### Work instructions:
Word for word, copy all the data and drop the pictures.

### Stored items:
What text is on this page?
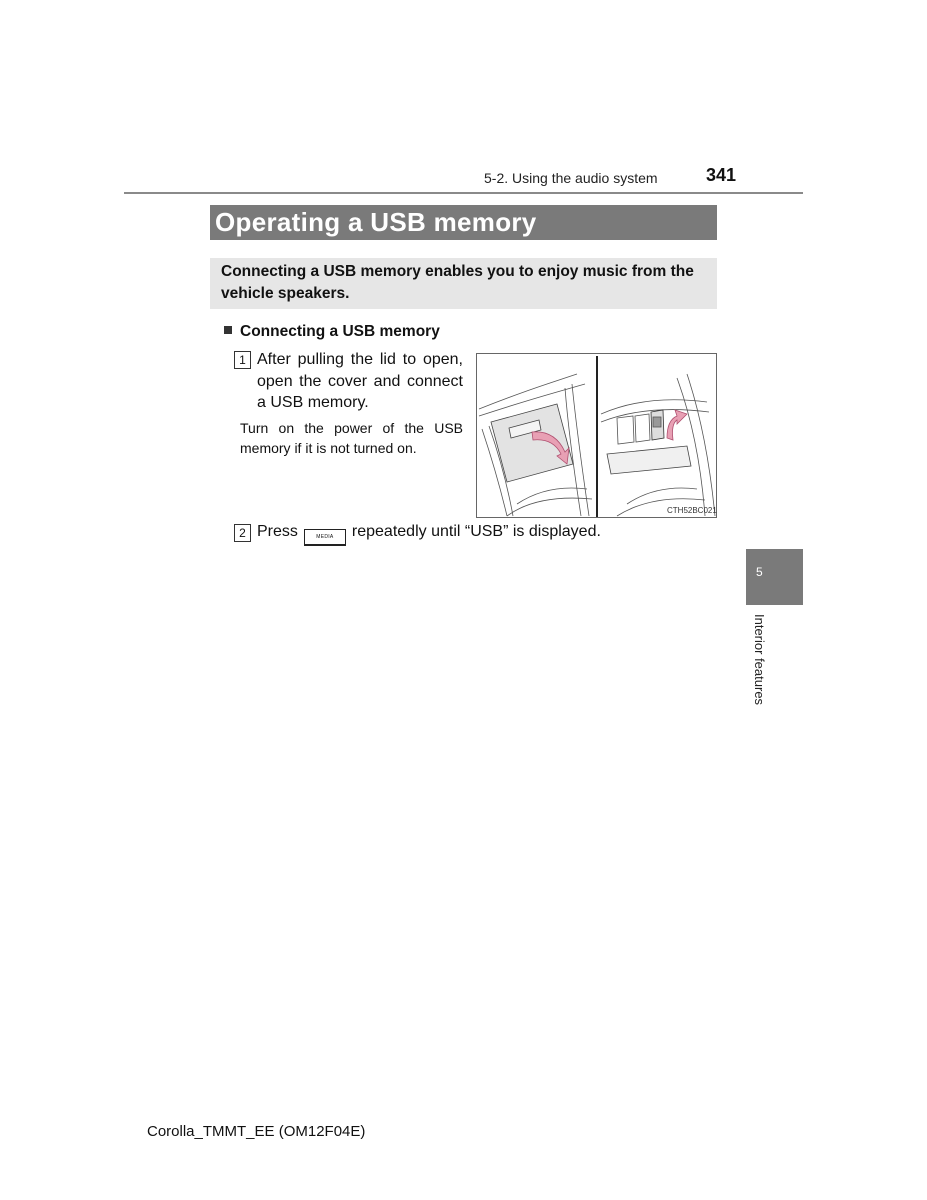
5-2. Using the audio system	341
Operating a USB memory
Connecting a USB memory enables you to enjoy music from the vehicle speakers.
Connecting a USB memory
1 After pulling the lid to open, open the cover and connect a USB memory.
Turn on the power of the USB memory if it is not turned on.
CTH52BC021
2 Press	MEDIA repeatedly until “USB” is displayed.
5
Interior features
Corolla_TMMT_EE (OM12F04E)
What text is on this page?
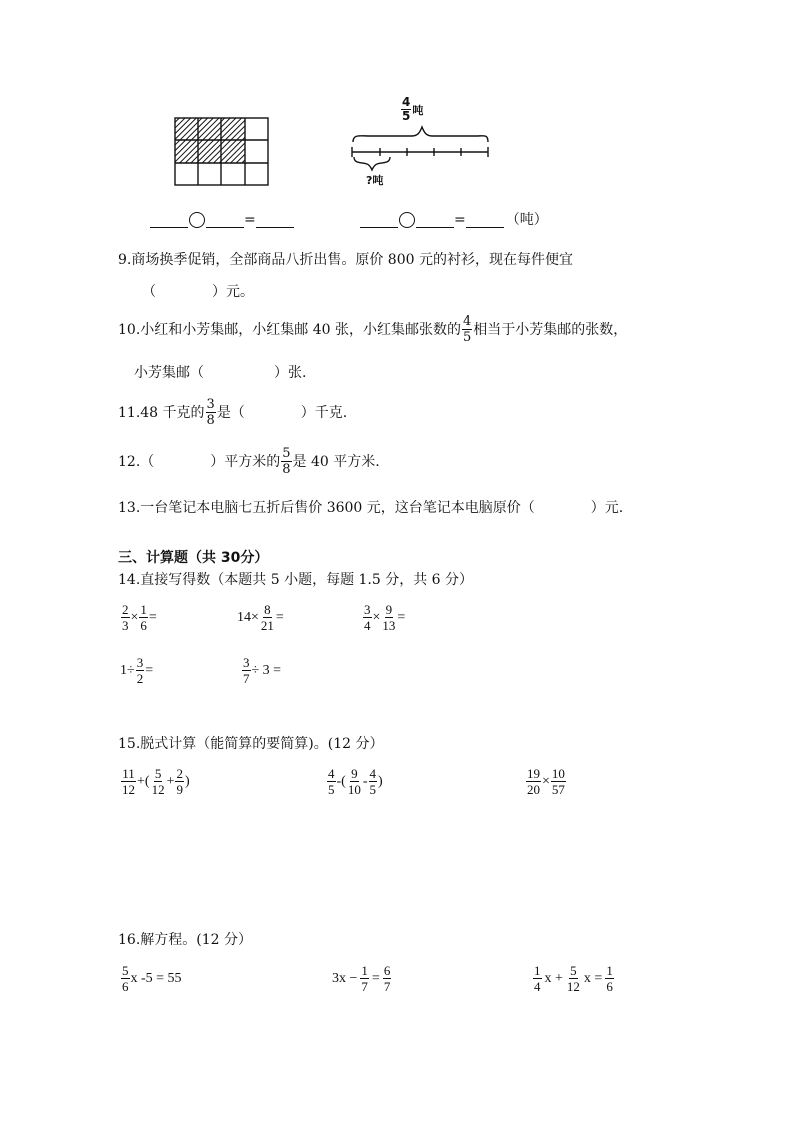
$\frac{4}{5}$ 吨
?吨
=	=	（吨）
9.商场换季促销，全部商品八折出售。原价 800 元的衬衫，现在每件便宜
（　　　　）元。
10.小红和小芳集邮，小红集邮 40 张，小红集邮张数的 $\frac{4}{5}$ 相当于小芳集邮的张数，
小芳集邮（　　　　　）张.
11.48 千克的 $\frac{3}{8}$ 是（　　　　）千克.
12.（　　　　）平方米的 $\frac{5}{8}$ 是 40 平方米.
13.一台笔记本电脑七五折后售价 3600 元，这台笔记本电脑原价（　　　　）元.
三、计算题（共 30分）
14.直接写得数（本题共 5 小题，每题 1.5 分，共 6 分）
$\frac{2}{3} \times \frac{1}{6}$ =	$14\times \frac{8}{21}$ =	$\frac{3}{4} \times \frac{9}{13}$ =
$1\div \frac{3}{2}$ =	$\frac{3}{7} \div 3$ =
15.脱式计算（能简算的要简算)。(12 分）
$\frac{11}{12}$ +( $\frac{5}{12} + \frac{2}{9}$ )	$\frac{4}{5}$ -( $\frac{9}{10} - \frac{4}{5}$ )	$\frac{19}{20} \times \frac{10}{57}$
16.解方程。(12 分）
$\frac{5}{6}$ x -5 = 55	$3x - \frac{1}{7} = \frac{6}{7}$	$\frac{1}{4}$ $x + \frac{5}{12}$ $x = \frac{1}{6}$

### The response:
What text is on this page?
5-2. Using the audio system	341
Operating a USB memory
Connecting a USB memory enables you to enjoy music from the vehicle speakers.
Connecting a USB memory
1 After pulling the lid to open, open the cover and connect a USB memory.
Turn on the power of the USB memory if it is not turned on.
CTH52BC021
2 Press	MEDIA repeatedly until “USB” is displayed.
5
Interior features
Corolla_TMMT_EE (OM12F04E)
What text is on this page?
$\frac{4}{5}$ 吨
?吨
=	=	（吨）
9.商场换季促销，全部商品八折出售。原价 800 元的衬衫，现在每件便宜
（　　　　）元。
10.小红和小芳集邮，小红集邮 40 张，小红集邮张数的 $\frac{4}{5}$ 相当于小芳集邮的张数，
小芳集邮（　　　　　）张.
11.48 千克的 $\frac{3}{8}$ 是（　　　　）千克.
12.（　　　　）平方米的 $\frac{5}{8}$ 是 40 平方米.
13.一台笔记本电脑七五折后售价 3600 元，这台笔记本电脑原价（　　　　）元.
三、计算题（共 30分）
14.直接写得数（本题共 5 小题，每题 1.5 分，共 6 分）
$\frac{2}{3} \times \frac{1}{6}$ =	$14\times \frac{8}{21}$ =	$\frac{3}{4} \times \frac{9}{13}$ =
$1\div \frac{3}{2}$ =	$\frac{3}{7} \div 3$ =
15.脱式计算（能简算的要简算)。(12 分）
$\frac{11}{12}$ +( $\frac{5}{12} + \frac{2}{9}$ )	$\frac{4}{5}$ -( $\frac{9}{10} - \frac{4}{5}$ )	$\frac{19}{20} \times \frac{10}{57}$
16.解方程。(12 分）
$\frac{5}{6}$ x -5 = 55	$3x - \frac{1}{7} = \frac{6}{7}$	$\frac{1}{4}$ $x + \frac{5}{12}$ $x = \frac{1}{6}$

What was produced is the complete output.